● **Records supplied**
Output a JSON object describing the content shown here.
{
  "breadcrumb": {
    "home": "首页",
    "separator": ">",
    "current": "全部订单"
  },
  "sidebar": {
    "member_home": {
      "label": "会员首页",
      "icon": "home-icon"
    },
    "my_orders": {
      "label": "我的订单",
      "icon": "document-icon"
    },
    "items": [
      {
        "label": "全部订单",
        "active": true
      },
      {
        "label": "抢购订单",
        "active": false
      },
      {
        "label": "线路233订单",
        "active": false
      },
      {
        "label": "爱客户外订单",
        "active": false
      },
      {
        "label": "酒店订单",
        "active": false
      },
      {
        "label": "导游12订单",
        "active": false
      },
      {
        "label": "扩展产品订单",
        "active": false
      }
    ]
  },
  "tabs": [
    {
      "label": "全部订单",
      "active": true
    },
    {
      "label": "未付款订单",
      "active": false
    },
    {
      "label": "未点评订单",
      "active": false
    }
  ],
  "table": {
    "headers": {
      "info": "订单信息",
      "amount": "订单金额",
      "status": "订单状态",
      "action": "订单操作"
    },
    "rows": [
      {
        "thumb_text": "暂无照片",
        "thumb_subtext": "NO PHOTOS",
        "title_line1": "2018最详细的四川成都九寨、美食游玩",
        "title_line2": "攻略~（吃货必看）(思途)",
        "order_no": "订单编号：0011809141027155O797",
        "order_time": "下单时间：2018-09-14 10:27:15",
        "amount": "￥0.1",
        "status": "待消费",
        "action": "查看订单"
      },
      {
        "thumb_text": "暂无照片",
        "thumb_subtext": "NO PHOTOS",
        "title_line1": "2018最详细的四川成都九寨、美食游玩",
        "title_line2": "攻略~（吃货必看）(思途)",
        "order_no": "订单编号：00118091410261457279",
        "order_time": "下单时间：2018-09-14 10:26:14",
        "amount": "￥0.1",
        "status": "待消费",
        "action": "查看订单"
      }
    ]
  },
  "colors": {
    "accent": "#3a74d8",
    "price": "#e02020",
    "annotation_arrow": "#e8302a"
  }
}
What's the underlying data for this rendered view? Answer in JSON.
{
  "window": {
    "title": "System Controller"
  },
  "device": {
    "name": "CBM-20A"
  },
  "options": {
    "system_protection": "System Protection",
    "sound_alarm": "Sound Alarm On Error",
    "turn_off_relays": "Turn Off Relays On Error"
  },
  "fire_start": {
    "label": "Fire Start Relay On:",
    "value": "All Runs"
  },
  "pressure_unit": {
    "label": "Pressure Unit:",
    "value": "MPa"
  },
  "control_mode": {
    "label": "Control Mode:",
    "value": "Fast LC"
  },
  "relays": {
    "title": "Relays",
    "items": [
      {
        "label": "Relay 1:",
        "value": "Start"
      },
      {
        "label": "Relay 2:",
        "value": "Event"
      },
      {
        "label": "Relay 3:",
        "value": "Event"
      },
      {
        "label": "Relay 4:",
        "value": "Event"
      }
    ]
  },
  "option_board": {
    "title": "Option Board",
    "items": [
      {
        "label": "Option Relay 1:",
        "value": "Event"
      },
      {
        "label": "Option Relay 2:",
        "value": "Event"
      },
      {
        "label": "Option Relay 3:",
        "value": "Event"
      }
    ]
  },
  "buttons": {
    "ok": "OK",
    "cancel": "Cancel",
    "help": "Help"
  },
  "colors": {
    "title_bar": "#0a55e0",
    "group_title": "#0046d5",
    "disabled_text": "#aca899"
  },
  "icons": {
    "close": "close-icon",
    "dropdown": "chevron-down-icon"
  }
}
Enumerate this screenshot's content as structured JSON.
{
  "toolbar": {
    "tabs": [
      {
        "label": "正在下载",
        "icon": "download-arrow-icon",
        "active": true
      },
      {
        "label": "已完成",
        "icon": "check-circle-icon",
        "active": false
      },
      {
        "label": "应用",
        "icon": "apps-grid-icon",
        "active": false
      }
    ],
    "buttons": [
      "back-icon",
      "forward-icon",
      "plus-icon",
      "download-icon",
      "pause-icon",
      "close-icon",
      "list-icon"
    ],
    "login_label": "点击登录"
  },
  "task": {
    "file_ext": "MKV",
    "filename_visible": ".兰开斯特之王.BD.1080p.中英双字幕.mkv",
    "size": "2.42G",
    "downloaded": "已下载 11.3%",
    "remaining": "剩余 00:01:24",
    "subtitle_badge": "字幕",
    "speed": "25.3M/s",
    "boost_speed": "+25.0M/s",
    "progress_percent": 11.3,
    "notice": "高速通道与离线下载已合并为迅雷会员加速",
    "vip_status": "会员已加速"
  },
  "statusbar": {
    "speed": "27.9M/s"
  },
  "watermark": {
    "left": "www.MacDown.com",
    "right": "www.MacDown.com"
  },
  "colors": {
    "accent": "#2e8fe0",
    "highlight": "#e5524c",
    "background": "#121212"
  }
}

● **Task prompt**
Copy out the whole listing, exactly as written.

● **Result of the exercise**
Output a JSON object describing the content shown here.
{
  "breadcrumb": {
    "home": "首页",
    "separator": ">",
    "current": "全部订单"
  },
  "sidebar": {
    "member_home": {
      "label": "会员首页",
      "icon": "home-icon"
    },
    "my_orders": {
      "label": "我的订单",
      "icon": "document-icon"
    },
    "items": [
      {
        "label": "全部订单",
        "active": true
      },
      {
        "label": "抢购订单",
        "active": false
      },
      {
        "label": "线路233订单",
        "active": false
      },
      {
        "label": "爱客户外订单",
        "active": false
      },
      {
        "label": "酒店订单",
        "active": false
      },
      {
        "label": "导游12订单",
        "active": false
      },
      {
        "label": "扩展产品订单",
        "active": false
      }
    ]
  },
  "tabs": [
    {
      "label": "全部订单",
      "active": true
    },
    {
      "label": "未付款订单",
      "active": false
    },
    {
      "label": "未点评订单",
      "active": false
    }
  ],
  "table": {
    "headers": {
      "info": "订单信息",
      "amount": "订单金额",
      "status": "订单状态",
      "action": "订单操作"
    },
    "rows": [
      {
        "thumb_text": "暂无照片",
        "thumb_subtext": "NO PHOTOS",
        "title_line1": "2018最详细的四川成都九寨、美食游玩",
        "title_line2": "攻略~（吃货必看）(思途)",
        "order_no": "订单编号：0011809141027155O797",
        "order_time": "下单时间：2018-09-14 10:27:15",
        "amount": "￥0.1",
        "status": "待消费",
        "action": "查看订单"
      },
      {
        "thumb_text": "暂无照片",
        "thumb_subtext": "NO PHOTOS",
        "title_line1": "2018最详细的四川成都九寨、美食游玩",
        "title_line2": "攻略~（吃货必看）(思途)",
        "order_no": "订单编号：00118091410261457279",
        "order_time": "下单时间：2018-09-14 10:26:14",
        "amount": "￥0.1",
        "status": "待消费",
        "action": "查看订单"
      }
    ]
  },
  "colors": {
    "accent": "#3a74d8",
    "price": "#e02020",
    "annotation_arrow": "#e8302a"
  }
}
What's the underlying data for this rendered view? Answer in JSON.
{
  "window": {
    "title": "System Controller"
  },
  "device": {
    "name": "CBM-20A"
  },
  "options": {
    "system_protection": "System Protection",
    "sound_alarm": "Sound Alarm On Error",
    "turn_off_relays": "Turn Off Relays On Error"
  },
  "fire_start": {
    "label": "Fire Start Relay On:",
    "value": "All Runs"
  },
  "pressure_unit": {
    "label": "Pressure Unit:",
    "value": "MPa"
  },
  "control_mode": {
    "label": "Control Mode:",
    "value": "Fast LC"
  },
  "relays": {
    "title": "Relays",
    "items": [
      {
        "label": "Relay 1:",
        "value": "Start"
      },
      {
        "label": "Relay 2:",
        "value": "Event"
      },
      {
        "label": "Relay 3:",
        "value": "Event"
      },
      {
        "label": "Relay 4:",
        "value": "Event"
      }
    ]
  },
  "option_board": {
    "title": "Option Board",
    "items": [
      {
        "label": "Option Relay 1:",
        "value": "Event"
      },
      {
        "label": "Option Relay 2:",
        "value": "Event"
      },
      {
        "label": "Option Relay 3:",
        "value": "Event"
      }
    ]
  },
  "buttons": {
    "ok": "OK",
    "cancel": "Cancel",
    "help": "Help"
  },
  "colors": {
    "title_bar": "#0a55e0",
    "group_title": "#0046d5",
    "disabled_text": "#aca899"
  },
  "icons": {
    "close": "close-icon",
    "dropdown": "chevron-down-icon"
  }
}
Enumerate this screenshot's content as structured JSON.
{
  "toolbar": {
    "tabs": [
      {
        "label": "正在下载",
        "icon": "download-arrow-icon",
        "active": true
      },
      {
        "label": "已完成",
        "icon": "check-circle-icon",
        "active": false
      },
      {
        "label": "应用",
        "icon": "apps-grid-icon",
        "active": false
      }
    ],
    "buttons": [
      "back-icon",
      "forward-icon",
      "plus-icon",
      "download-icon",
      "pause-icon",
      "close-icon",
      "list-icon"
    ],
    "login_label": "点击登录"
  },
  "task": {
    "file_ext": "MKV",
    "filename_visible": ".兰开斯特之王.BD.1080p.中英双字幕.mkv",
    "size": "2.42G",
    "downloaded": "已下载 11.3%",
    "remaining": "剩余 00:01:24",
    "subtitle_badge": "字幕",
    "speed": "25.3M/s",
    "boost_speed": "+25.0M/s",
    "progress_percent": 11.3,
    "notice": "高速通道与离线下载已合并为迅雷会员加速",
    "vip_status": "会员已加速"
  },
  "statusbar": {
    "speed": "27.9M/s"
  },
  "watermark": {
    "left": "www.MacDown.com",
    "right": "www.MacDown.com"
  },
  "colors": {
    "accent": "#2e8fe0",
    "highlight": "#e5524c",
    "background": "#121212"
  }
}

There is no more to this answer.